----- SUPPLIED MATERIAL -----
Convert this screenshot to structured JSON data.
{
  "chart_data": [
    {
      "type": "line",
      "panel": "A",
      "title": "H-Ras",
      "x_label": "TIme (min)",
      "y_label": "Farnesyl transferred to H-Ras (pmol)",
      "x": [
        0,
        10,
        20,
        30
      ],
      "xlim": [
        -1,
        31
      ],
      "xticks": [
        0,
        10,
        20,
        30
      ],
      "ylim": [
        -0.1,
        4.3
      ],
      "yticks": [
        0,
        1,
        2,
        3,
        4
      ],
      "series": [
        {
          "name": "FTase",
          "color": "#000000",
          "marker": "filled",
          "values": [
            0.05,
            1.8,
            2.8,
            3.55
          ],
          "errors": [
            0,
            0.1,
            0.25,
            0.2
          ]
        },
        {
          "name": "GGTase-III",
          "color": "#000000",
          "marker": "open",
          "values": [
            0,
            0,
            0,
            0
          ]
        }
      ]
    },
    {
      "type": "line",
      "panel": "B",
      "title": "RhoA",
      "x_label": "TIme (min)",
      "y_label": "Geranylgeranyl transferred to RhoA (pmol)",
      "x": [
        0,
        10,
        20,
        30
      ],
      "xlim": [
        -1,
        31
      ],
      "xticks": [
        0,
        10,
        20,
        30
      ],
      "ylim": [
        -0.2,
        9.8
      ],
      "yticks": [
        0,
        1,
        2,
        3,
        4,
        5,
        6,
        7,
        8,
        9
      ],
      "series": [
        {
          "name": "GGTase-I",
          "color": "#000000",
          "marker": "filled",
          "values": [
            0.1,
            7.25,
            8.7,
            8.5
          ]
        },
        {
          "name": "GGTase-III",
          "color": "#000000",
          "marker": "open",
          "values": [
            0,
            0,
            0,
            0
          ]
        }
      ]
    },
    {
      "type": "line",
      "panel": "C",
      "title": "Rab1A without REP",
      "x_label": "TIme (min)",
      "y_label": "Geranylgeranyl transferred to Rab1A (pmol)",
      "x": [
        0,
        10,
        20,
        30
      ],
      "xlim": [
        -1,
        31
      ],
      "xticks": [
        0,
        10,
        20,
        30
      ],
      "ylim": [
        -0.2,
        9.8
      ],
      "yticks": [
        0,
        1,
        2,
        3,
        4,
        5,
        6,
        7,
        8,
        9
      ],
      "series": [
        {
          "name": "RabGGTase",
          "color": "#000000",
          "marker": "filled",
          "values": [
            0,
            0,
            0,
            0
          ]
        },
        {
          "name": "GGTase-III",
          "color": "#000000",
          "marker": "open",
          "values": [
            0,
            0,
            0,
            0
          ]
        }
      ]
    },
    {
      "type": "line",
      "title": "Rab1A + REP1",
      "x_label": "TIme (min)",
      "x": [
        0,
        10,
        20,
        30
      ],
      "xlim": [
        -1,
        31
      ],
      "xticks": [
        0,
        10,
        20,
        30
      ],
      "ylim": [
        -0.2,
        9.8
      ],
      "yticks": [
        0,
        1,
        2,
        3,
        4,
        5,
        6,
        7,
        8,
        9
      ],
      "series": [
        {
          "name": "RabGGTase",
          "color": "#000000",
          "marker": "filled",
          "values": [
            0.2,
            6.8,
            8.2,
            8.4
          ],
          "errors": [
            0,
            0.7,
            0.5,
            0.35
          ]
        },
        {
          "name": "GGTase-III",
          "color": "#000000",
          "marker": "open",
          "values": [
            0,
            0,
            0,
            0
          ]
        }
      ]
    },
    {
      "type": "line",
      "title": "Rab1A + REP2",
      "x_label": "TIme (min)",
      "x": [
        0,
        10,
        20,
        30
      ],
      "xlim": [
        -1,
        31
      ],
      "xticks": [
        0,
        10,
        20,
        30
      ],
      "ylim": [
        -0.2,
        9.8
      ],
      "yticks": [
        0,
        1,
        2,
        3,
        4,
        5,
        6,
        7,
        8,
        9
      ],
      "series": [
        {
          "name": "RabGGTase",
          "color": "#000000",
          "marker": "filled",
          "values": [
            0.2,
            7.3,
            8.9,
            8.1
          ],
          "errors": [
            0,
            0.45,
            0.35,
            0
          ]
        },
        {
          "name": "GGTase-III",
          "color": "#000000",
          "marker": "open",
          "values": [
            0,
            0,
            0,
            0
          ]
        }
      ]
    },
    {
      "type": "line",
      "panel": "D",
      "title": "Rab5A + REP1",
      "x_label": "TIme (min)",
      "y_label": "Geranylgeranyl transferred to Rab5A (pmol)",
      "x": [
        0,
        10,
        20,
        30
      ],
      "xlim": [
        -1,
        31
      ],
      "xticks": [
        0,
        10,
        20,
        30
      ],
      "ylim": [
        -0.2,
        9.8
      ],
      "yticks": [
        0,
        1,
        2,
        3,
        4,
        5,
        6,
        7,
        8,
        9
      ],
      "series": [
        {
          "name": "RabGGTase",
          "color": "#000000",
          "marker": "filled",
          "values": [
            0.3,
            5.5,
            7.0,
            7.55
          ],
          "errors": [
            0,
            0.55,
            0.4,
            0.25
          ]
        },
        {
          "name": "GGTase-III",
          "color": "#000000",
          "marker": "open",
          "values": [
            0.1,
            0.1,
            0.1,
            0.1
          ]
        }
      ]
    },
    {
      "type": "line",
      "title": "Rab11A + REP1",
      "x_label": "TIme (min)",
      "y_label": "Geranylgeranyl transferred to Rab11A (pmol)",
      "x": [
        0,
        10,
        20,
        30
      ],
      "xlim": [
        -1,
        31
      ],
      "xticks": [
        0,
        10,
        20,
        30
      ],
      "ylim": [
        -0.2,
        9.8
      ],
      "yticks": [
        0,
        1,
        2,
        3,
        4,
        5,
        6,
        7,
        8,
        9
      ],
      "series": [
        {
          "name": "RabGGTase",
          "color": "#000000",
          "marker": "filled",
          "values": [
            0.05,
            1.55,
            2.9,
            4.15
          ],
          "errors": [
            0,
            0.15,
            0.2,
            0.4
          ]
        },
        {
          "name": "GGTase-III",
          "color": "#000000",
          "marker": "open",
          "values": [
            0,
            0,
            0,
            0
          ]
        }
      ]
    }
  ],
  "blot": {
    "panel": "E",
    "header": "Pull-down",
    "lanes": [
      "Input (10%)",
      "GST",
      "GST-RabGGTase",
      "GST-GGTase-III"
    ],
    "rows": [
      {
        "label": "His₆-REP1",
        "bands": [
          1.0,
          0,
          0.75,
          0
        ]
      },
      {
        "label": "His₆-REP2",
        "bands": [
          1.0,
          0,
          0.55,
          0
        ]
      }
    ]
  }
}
-----
→ WRITTEN INSTRUCTION
Of the lines in the data above, how many contain the word "pmol"? Give only that figure.

→ RESULT OF THIS EXERCISE
5